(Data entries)
+--
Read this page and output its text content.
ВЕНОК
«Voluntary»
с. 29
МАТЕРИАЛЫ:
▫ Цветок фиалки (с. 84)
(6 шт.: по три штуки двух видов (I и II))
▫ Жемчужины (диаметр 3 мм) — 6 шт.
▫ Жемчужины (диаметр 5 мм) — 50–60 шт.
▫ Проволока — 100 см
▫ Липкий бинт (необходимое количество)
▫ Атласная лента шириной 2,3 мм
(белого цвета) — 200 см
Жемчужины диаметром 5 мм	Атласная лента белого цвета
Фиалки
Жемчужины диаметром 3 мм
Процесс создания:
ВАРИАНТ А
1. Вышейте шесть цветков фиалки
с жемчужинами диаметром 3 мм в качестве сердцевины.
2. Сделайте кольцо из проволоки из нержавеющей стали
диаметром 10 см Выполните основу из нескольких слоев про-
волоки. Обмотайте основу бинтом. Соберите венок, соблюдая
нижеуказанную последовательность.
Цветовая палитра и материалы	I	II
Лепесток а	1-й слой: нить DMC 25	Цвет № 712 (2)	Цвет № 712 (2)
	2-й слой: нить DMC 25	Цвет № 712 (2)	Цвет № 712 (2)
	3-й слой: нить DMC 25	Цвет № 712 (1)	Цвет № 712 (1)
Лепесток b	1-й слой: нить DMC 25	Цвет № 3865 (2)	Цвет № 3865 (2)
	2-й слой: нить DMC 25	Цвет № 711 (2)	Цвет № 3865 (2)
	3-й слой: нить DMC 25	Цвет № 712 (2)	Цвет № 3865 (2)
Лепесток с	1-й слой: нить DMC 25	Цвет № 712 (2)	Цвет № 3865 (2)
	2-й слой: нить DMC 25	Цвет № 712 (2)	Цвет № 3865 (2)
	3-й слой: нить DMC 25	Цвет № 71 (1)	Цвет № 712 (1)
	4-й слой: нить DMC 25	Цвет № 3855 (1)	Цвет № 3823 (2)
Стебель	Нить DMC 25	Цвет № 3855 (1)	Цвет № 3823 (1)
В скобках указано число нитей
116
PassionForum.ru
+--
**YOUR OBJECTIVE**
Write the complete data out, exactly as above.

**SOLVED PROBLEM**
Read this page and output its text content.
ВЕНОК
«Voluntary»
с. 29
МАТЕРИАЛЫ:
▫ Цветок фиалки (с. 84)
(6 шт.: по три штуки двух видов (I и II))
▫ Жемчужины (диаметр 3 мм) — 6 шт.
▫ Жемчужины (диаметр 5 мм) — 50–60 шт.
▫ Проволока — 100 см
▫ Липкий бинт (необходимое количество)
▫ Атласная лента шириной 2,3 мм
(белого цвета) — 200 см
Жемчужины диаметром 5 мм	Атласная лента белого цвета
Фиалки
Жемчужины диаметром 3 мм
Процесс создания:
ВАРИАНТ А
1. Вышейте шесть цветков фиалки
с жемчужинами диаметром 3 мм в качестве сердцевины.
2. Сделайте кольцо из проволоки из нержавеющей стали
диаметром 10 см Выполните основу из нескольких слоев про-
волоки. Обмотайте основу бинтом. Соберите венок, соблюдая
нижеуказанную последовательность.
Цветовая палитра и материалы	I	II
Лепесток а	1-й слой: нить DMC 25	Цвет № 712 (2)	Цвет № 712 (2)
	2-й слой: нить DMC 25	Цвет № 712 (2)	Цвет № 712 (2)
	3-й слой: нить DMC 25	Цвет № 712 (1)	Цвет № 712 (1)
Лепесток b	1-й слой: нить DMC 25	Цвет № 3865 (2)	Цвет № 3865 (2)
	2-й слой: нить DMC 25	Цвет № 711 (2)	Цвет № 3865 (2)
	3-й слой: нить DMC 25	Цвет № 712 (2)	Цвет № 3865 (2)
Лепесток с	1-й слой: нить DMC 25	Цвет № 712 (2)	Цвет № 3865 (2)
	2-й слой: нить DMC 25	Цвет № 712 (2)	Цвет № 3865 (2)
	3-й слой: нить DMC 25	Цвет № 71 (1)	Цвет № 712 (1)
	4-й слой: нить DMC 25	Цвет № 3855 (1)	Цвет № 3823 (2)
Стебель	Нить DMC 25	Цвет № 3855 (1)	Цвет № 3823 (1)
В скобках указано число нитей
116
PassionForum.ru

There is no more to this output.